THE PROBLEM: Wherever "phone" shows up in the records below, copy the whole line.

(Dataset entries)
[Start of Attachment]

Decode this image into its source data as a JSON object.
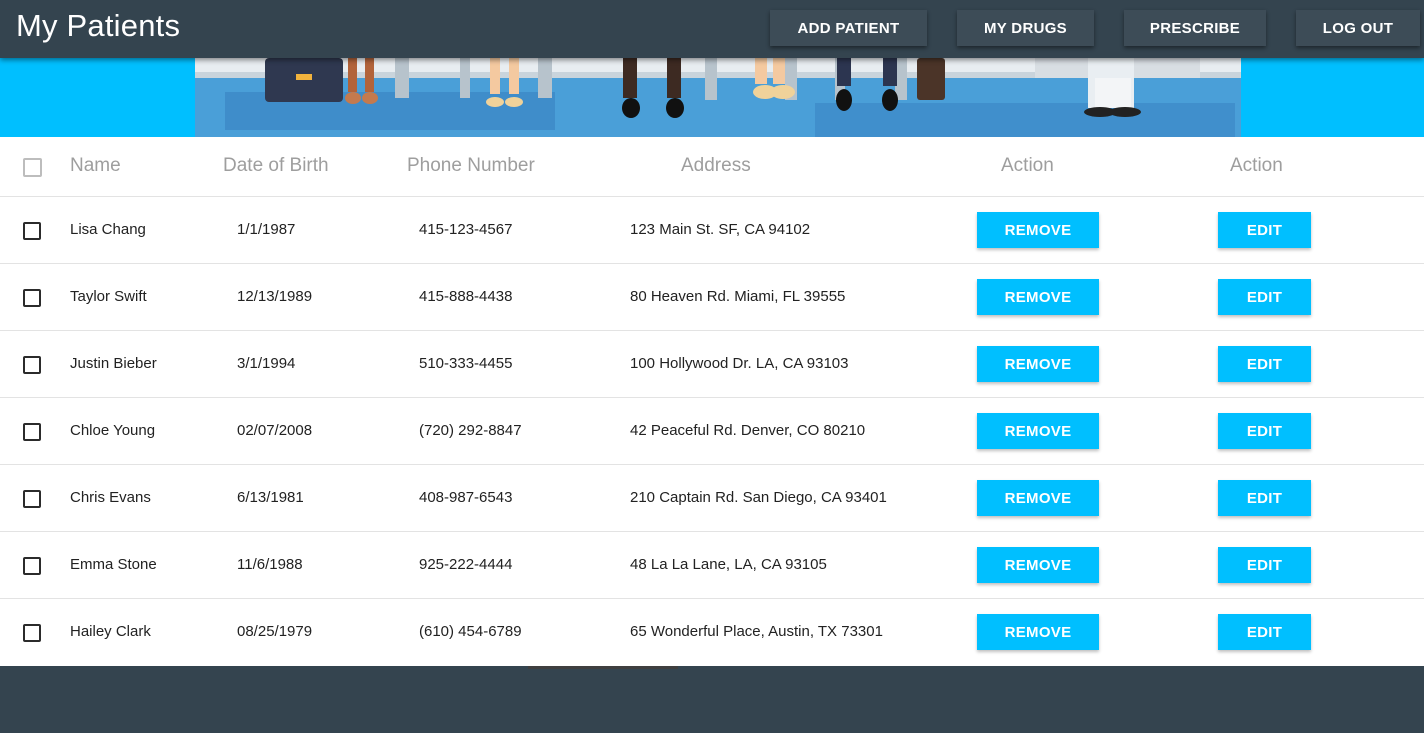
{
  "app": {
    "title": "My Patients"
  },
  "nav": {
    "add_patient": "ADD PATIENT",
    "my_drugs": "MY DRUGS",
    "prescribe": "PRESCRIBE",
    "log_out": "LOG OUT"
  },
  "table": {
    "headers": {
      "name": "Name",
      "dob": "Date of Birth",
      "phone": "Phone Number",
      "address": "Address",
      "action1": "Action",
      "action2": "Action"
    },
    "rows": [
      {
        "name": "Lisa Chang",
        "dob": "1/1/1987",
        "phone": "415-123-4567",
        "address": "123 Main St. SF, CA 94102",
        "remove": "REMOVE",
        "edit": "EDIT"
      },
      {
        "name": "Taylor Swift",
        "dob": "12/13/1989",
        "phone": "415-888-4438",
        "address": "80 Heaven Rd. Miami, FL 39555",
        "remove": "REMOVE",
        "edit": "EDIT"
      },
      {
        "name": "Justin Bieber",
        "dob": "3/1/1994",
        "phone": "510-333-4455",
        "address": "100 Hollywood Dr. LA, CA 93103",
        "remove": "REMOVE",
        "edit": "EDIT"
      },
      {
        "name": "Chloe Young",
        "dob": "02/07/2008",
        "phone": "(720) 292-8847",
        "address": "42 Peaceful Rd. Denver, CO 80210",
        "remove": "REMOVE",
        "edit": "EDIT"
      },
      {
        "name": "Chris Evans",
        "dob": "6/13/1981",
        "phone": "408-987-6543",
        "address": "210 Captain Rd. San Diego, CA 93401",
        "remove": "REMOVE",
        "edit": "EDIT"
      },
      {
        "name": "Emma Stone",
        "dob": "11/6/1988",
        "phone": "925-222-4444",
        "address": "48 La La Lane, LA, CA 93105",
        "remove": "REMOVE",
        "edit": "EDIT"
      },
      {
        "name": "Hailey Clark",
        "dob": "08/25/1979",
        "phone": "(610) 454-6789",
        "address": "65 Wonderful Place, Austin, TX 73301",
        "remove": "REMOVE",
        "edit": "EDIT"
      }
    ]
  },
  "colors": {
    "appbar": "#34444f",
    "accent": "#00bfff",
    "header_text": "#9e9e9e"
  }
}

[End of Attachment]

REPLY TO THE EXERCISE:
      "phone": "Phone Number",
        "phone": "415-123-4567",
        "phone": "415-888-4438",
        "phone": "510-333-4455",
        "phone": "(720) 292-8847",
        "phone": "408-987-6543",
        "phone": "925-222-4444",
        "phone": "(610) 454-6789",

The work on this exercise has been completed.